++++ Material supplied ++++

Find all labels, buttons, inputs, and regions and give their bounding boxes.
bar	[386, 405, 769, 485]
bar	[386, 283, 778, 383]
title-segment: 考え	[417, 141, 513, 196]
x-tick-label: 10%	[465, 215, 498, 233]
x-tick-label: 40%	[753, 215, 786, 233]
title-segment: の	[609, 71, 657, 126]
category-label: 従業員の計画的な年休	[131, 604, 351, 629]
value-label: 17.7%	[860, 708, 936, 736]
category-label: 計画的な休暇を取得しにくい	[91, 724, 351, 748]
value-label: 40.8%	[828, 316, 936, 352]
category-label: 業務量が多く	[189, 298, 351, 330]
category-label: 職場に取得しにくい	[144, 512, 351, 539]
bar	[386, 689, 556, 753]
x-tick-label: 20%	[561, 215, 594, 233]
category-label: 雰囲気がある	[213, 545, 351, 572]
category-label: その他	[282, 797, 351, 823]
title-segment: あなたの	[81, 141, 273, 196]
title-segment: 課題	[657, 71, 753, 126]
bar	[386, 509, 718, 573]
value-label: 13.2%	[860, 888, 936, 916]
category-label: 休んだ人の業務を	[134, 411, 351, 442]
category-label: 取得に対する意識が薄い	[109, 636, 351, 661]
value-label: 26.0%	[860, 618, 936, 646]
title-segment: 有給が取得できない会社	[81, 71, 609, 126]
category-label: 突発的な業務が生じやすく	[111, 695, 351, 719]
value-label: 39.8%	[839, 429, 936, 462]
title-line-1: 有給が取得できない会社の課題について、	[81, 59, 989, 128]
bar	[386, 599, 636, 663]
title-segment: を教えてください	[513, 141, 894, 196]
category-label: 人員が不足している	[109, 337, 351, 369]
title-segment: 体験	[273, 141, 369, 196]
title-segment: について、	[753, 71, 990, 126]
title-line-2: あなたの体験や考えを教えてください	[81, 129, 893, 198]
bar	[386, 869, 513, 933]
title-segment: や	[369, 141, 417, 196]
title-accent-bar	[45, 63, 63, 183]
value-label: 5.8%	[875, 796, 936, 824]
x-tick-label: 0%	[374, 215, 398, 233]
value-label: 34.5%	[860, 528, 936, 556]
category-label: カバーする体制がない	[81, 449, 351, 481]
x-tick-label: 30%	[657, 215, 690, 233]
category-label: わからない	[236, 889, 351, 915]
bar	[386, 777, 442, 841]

++++

Exercise task :: Write out every line of the data above exactly as it stands.

Response ::
Find all labels, buttons, inputs, and regions and give their bounding boxes.
bar	[386, 405, 769, 485]
bar	[386, 283, 778, 383]
title-segment: 考え	[417, 141, 513, 196]
x-tick-label: 10%	[465, 215, 498, 233]
x-tick-label: 40%	[753, 215, 786, 233]
title-segment: の	[609, 71, 657, 126]
category-label: 従業員の計画的な年休	[131, 604, 351, 629]
value-label: 17.7%	[860, 708, 936, 736]
category-label: 計画的な休暇を取得しにくい	[91, 724, 351, 748]
value-label: 40.8%	[828, 316, 936, 352]
category-label: 業務量が多く	[189, 298, 351, 330]
category-label: 職場に取得しにくい	[144, 512, 351, 539]
bar	[386, 689, 556, 753]
x-tick-label: 20%	[561, 215, 594, 233]
category-label: 雰囲気がある	[213, 545, 351, 572]
category-label: その他	[282, 797, 351, 823]
title-segment: あなたの	[81, 141, 273, 196]
title-segment: 課題	[657, 71, 753, 126]
bar	[386, 509, 718, 573]
value-label: 13.2%	[860, 888, 936, 916]
category-label: 休んだ人の業務を	[134, 411, 351, 442]
category-label: 取得に対する意識が薄い	[109, 636, 351, 661]
value-label: 26.0%	[860, 618, 936, 646]
title-segment: 有給が取得できない会社	[81, 71, 609, 126]
category-label: 突発的な業務が生じやすく	[111, 695, 351, 719]
value-label: 39.8%	[839, 429, 936, 462]
title-line-1: 有給が取得できない会社の課題について、	[81, 59, 989, 128]
bar	[386, 599, 636, 663]
title-segment: を教えてください	[513, 141, 894, 196]
category-label: 人員が不足している	[109, 337, 351, 369]
title-segment: 体験	[273, 141, 369, 196]
title-segment: について、	[753, 71, 990, 126]
title-line-2: あなたの体験や考えを教えてください	[81, 129, 893, 198]
bar	[386, 869, 513, 933]
title-segment: や	[369, 141, 417, 196]
title-accent-bar	[45, 63, 63, 183]
value-label: 5.8%	[875, 796, 936, 824]
x-tick-label: 0%	[374, 215, 398, 233]
value-label: 34.5%	[860, 528, 936, 556]
category-label: カバーする体制がない	[81, 449, 351, 481]
x-tick-label: 30%	[657, 215, 690, 233]
category-label: わからない	[236, 889, 351, 915]
bar	[386, 777, 442, 841]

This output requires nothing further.